# Task directions
Output each entry verbatim. Leave the images out.

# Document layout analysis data
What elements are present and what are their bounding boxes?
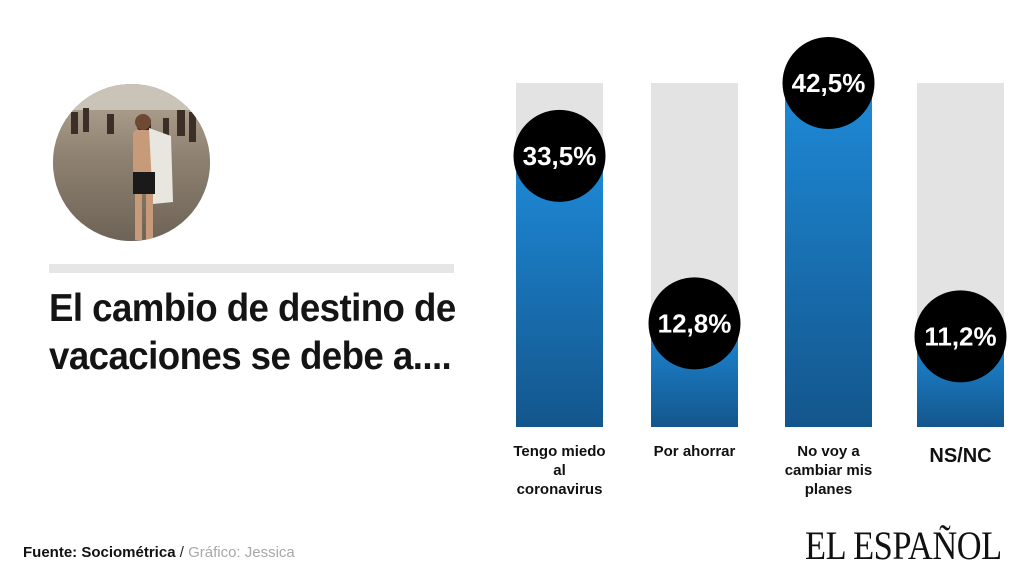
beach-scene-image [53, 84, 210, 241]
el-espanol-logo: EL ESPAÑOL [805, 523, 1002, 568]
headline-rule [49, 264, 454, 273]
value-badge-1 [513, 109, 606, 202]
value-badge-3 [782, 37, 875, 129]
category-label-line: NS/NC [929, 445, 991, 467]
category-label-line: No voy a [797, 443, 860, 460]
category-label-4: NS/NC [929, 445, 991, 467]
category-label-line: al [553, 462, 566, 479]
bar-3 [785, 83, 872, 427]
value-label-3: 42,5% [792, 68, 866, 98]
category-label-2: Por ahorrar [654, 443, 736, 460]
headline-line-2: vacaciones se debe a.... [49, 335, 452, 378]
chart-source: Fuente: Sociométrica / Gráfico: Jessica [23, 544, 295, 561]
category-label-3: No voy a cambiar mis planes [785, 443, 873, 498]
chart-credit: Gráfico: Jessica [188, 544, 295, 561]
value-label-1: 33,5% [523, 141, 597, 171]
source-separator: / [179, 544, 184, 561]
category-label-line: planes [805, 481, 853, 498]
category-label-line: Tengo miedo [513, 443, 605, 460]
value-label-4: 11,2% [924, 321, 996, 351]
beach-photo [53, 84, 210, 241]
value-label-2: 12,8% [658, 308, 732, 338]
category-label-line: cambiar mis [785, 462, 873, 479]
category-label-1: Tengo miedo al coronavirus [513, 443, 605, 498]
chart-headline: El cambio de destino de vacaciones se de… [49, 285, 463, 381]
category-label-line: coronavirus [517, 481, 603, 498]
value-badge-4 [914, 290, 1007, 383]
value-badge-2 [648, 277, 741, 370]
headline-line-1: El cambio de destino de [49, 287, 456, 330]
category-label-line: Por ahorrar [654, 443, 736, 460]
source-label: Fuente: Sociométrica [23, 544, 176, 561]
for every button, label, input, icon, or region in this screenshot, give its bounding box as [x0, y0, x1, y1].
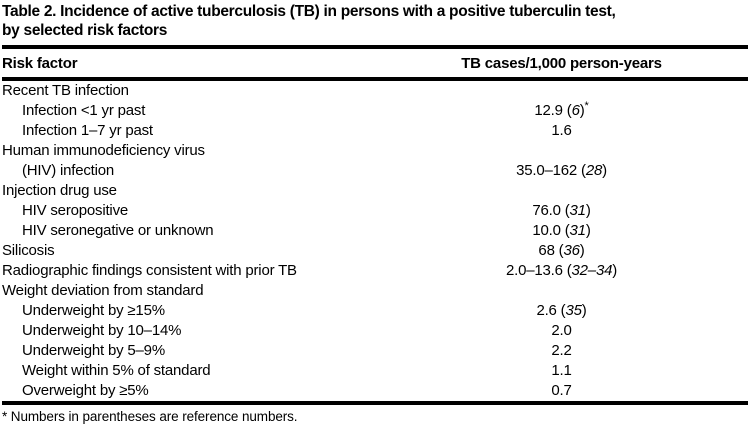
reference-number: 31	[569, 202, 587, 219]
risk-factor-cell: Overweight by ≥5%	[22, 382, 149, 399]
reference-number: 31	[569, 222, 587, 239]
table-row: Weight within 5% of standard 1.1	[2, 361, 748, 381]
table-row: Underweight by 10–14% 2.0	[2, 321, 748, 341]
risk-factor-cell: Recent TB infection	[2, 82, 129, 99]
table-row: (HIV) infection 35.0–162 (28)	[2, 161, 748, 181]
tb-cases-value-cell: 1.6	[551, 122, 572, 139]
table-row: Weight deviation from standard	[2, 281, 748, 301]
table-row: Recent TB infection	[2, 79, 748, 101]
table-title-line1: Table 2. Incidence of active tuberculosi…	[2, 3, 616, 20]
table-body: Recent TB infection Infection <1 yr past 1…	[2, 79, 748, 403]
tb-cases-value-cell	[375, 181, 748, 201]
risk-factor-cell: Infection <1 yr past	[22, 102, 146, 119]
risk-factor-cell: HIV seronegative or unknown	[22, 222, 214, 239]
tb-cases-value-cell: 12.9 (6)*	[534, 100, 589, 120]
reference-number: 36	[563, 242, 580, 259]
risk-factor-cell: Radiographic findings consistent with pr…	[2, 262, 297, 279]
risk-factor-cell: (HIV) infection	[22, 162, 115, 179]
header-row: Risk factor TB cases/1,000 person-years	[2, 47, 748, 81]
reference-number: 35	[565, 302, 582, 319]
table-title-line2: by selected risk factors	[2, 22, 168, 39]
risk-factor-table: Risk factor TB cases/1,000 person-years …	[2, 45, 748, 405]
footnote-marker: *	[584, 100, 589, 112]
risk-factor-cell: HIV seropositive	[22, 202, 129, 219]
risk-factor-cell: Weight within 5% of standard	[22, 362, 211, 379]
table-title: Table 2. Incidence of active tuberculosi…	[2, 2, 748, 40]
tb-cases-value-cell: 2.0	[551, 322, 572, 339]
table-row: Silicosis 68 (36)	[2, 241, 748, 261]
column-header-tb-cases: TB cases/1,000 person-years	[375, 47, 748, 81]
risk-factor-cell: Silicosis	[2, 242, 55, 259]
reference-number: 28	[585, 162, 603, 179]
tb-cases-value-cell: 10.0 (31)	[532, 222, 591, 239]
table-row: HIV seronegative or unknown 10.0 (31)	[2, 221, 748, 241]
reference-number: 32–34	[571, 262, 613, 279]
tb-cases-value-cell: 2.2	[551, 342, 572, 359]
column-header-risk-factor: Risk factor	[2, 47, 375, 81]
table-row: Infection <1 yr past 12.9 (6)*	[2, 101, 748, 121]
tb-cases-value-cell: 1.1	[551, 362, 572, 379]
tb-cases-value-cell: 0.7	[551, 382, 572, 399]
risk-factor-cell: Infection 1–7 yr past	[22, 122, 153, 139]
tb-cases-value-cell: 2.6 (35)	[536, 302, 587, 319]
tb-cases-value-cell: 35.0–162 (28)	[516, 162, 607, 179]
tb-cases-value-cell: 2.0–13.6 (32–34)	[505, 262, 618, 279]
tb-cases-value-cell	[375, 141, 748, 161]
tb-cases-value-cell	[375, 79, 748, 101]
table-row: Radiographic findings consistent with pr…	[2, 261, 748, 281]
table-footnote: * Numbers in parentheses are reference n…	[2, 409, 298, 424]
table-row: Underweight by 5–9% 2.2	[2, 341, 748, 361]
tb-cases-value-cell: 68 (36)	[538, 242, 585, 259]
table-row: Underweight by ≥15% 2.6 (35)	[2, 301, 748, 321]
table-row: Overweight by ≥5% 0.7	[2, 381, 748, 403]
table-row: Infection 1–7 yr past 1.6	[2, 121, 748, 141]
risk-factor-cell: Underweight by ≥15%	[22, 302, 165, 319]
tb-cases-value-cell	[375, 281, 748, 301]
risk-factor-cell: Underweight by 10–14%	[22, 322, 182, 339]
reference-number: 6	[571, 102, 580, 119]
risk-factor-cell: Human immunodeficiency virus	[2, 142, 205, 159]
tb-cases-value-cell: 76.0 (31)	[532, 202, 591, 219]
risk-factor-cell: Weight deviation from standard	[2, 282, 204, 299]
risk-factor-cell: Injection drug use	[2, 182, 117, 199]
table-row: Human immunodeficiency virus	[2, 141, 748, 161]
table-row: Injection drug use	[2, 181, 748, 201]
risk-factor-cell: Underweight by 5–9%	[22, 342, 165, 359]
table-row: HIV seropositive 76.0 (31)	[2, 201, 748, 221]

# Written answer
What elements are present and what are their bounding boxes?
beach-scene-image [53, 84, 210, 241]
el-espanol-logo: EL ESPAÑOL [805, 523, 1002, 568]
headline-rule [49, 264, 454, 273]
value-badge-1 [513, 109, 606, 202]
value-badge-3 [782, 37, 875, 129]
category-label-line: NS/NC [929, 445, 991, 467]
category-label-line: No voy a [797, 443, 860, 460]
category-label-4: NS/NC [929, 445, 991, 467]
category-label-line: al [553, 462, 566, 479]
bar-3 [785, 83, 872, 427]
value-label-3: 42,5% [792, 68, 866, 98]
category-label-2: Por ahorrar [654, 443, 736, 460]
headline-line-2: vacaciones se debe a.... [49, 335, 452, 378]
chart-source: Fuente: Sociométrica / Gráfico: Jessica [23, 544, 295, 561]
category-label-3: No voy a cambiar mis planes [785, 443, 873, 498]
chart-credit: Gráfico: Jessica [188, 544, 295, 561]
value-label-1: 33,5% [523, 141, 597, 171]
source-separator: / [179, 544, 184, 561]
category-label-line: planes [805, 481, 853, 498]
category-label-line: Tengo miedo [513, 443, 605, 460]
value-label-4: 11,2% [924, 321, 996, 351]
beach-photo [53, 84, 210, 241]
value-label-2: 12,8% [658, 308, 732, 338]
category-label-line: cambiar mis [785, 462, 873, 479]
category-label-1: Tengo miedo al coronavirus [513, 443, 605, 498]
chart-headline: El cambio de destino de vacaciones se de… [49, 285, 463, 381]
category-label-line: coronavirus [517, 481, 603, 498]
value-badge-4 [914, 290, 1007, 383]
value-badge-2 [648, 277, 741, 370]
headline-line-1: El cambio de destino de [49, 287, 456, 330]
category-label-line: Por ahorrar [654, 443, 736, 460]
source-label: Fuente: Sociométrica [23, 544, 176, 561]
for every button, label, input, icon, or region in this screenshot, give its bounding box as [x0, y0, x1, y1].
reference-number: 31	[569, 202, 587, 219]
risk-factor-cell: Overweight by ≥5%	[22, 382, 149, 399]
reference-number: 31	[569, 222, 587, 239]
table-row: Weight within 5% of standard 1.1	[2, 361, 748, 381]
table-row: Underweight by 10–14% 2.0	[2, 321, 748, 341]
risk-factor-cell: Recent TB infection	[2, 82, 129, 99]
table-row: (HIV) infection 35.0–162 (28)	[2, 161, 748, 181]
tb-cases-value-cell: 1.6	[551, 122, 572, 139]
table-row: Weight deviation from standard	[2, 281, 748, 301]
table-row: Recent TB infection	[2, 79, 748, 101]
table-title-line1: Table 2. Incidence of active tuberculosi…	[2, 3, 616, 20]
table-body: Recent TB infection Infection <1 yr past 1…	[2, 79, 748, 403]
tb-cases-value-cell	[375, 181, 748, 201]
risk-factor-cell: Infection <1 yr past	[22, 102, 146, 119]
risk-factor-cell: HIV seronegative or unknown	[22, 222, 214, 239]
tb-cases-value-cell: 12.9 (6)*	[534, 100, 589, 120]
reference-number: 36	[563, 242, 580, 259]
risk-factor-cell: Radiographic findings consistent with pr…	[2, 262, 297, 279]
risk-factor-cell: (HIV) infection	[22, 162, 115, 179]
header-row: Risk factor TB cases/1,000 person-years	[2, 47, 748, 81]
reference-number: 35	[565, 302, 582, 319]
table-title-line2: by selected risk factors	[2, 22, 168, 39]
risk-factor-table: Risk factor TB cases/1,000 person-years …	[2, 45, 748, 405]
footnote-marker: *	[584, 100, 589, 112]
risk-factor-cell: HIV seropositive	[22, 202, 129, 219]
risk-factor-cell: Weight within 5% of standard	[22, 362, 211, 379]
table-title: Table 2. Incidence of active tuberculosi…	[2, 2, 748, 40]
tb-cases-value-cell: 2.0	[551, 322, 572, 339]
table-row: Silicosis 68 (36)	[2, 241, 748, 261]
column-header-tb-cases: TB cases/1,000 person-years	[375, 47, 748, 81]
risk-factor-cell: Silicosis	[2, 242, 55, 259]
reference-number: 28	[585, 162, 603, 179]
tb-cases-value-cell: 10.0 (31)	[532, 222, 591, 239]
table-row: HIV seronegative or unknown 10.0 (31)	[2, 221, 748, 241]
reference-number: 32–34	[571, 262, 613, 279]
tb-cases-value-cell: 2.2	[551, 342, 572, 359]
column-header-risk-factor: Risk factor	[2, 47, 375, 81]
table-row: Infection <1 yr past 12.9 (6)*	[2, 101, 748, 121]
tb-cases-value-cell: 1.1	[551, 362, 572, 379]
tb-cases-value-cell: 0.7	[551, 382, 572, 399]
risk-factor-cell: Infection 1–7 yr past	[22, 122, 153, 139]
tb-cases-value-cell: 2.6 (35)	[536, 302, 587, 319]
tb-cases-value-cell: 35.0–162 (28)	[516, 162, 607, 179]
tb-cases-value-cell: 2.0–13.6 (32–34)	[505, 262, 618, 279]
tb-cases-value-cell	[375, 141, 748, 161]
tb-cases-value-cell	[375, 79, 748, 101]
table-row: Radiographic findings consistent with pr…	[2, 261, 748, 281]
table-footnote: * Numbers in parentheses are reference n…	[2, 409, 298, 424]
table-row: Underweight by 5–9% 2.2	[2, 341, 748, 361]
tb-cases-value-cell: 68 (36)	[538, 242, 585, 259]
table-row: Underweight by ≥15% 2.6 (35)	[2, 301, 748, 321]
table-row: Overweight by ≥5% 0.7	[2, 381, 748, 403]
table-row: Infection 1–7 yr past 1.6	[2, 121, 748, 141]
risk-factor-cell: Underweight by ≥15%	[22, 302, 165, 319]
tb-cases-value-cell	[375, 281, 748, 301]
risk-factor-cell: Underweight by 10–14%	[22, 322, 182, 339]
reference-number: 6	[571, 102, 580, 119]
risk-factor-cell: Human immunodeficiency virus	[2, 142, 205, 159]
tb-cases-value-cell: 76.0 (31)	[532, 202, 591, 219]
risk-factor-cell: Weight deviation from standard	[2, 282, 204, 299]
risk-factor-cell: Injection drug use	[2, 182, 117, 199]
table-row: Human immunodeficiency virus	[2, 141, 748, 161]
table-row: Injection drug use	[2, 181, 748, 201]
risk-factor-cell: Underweight by 5–9%	[22, 342, 165, 359]
table-row: HIV seropositive 76.0 (31)	[2, 201, 748, 221]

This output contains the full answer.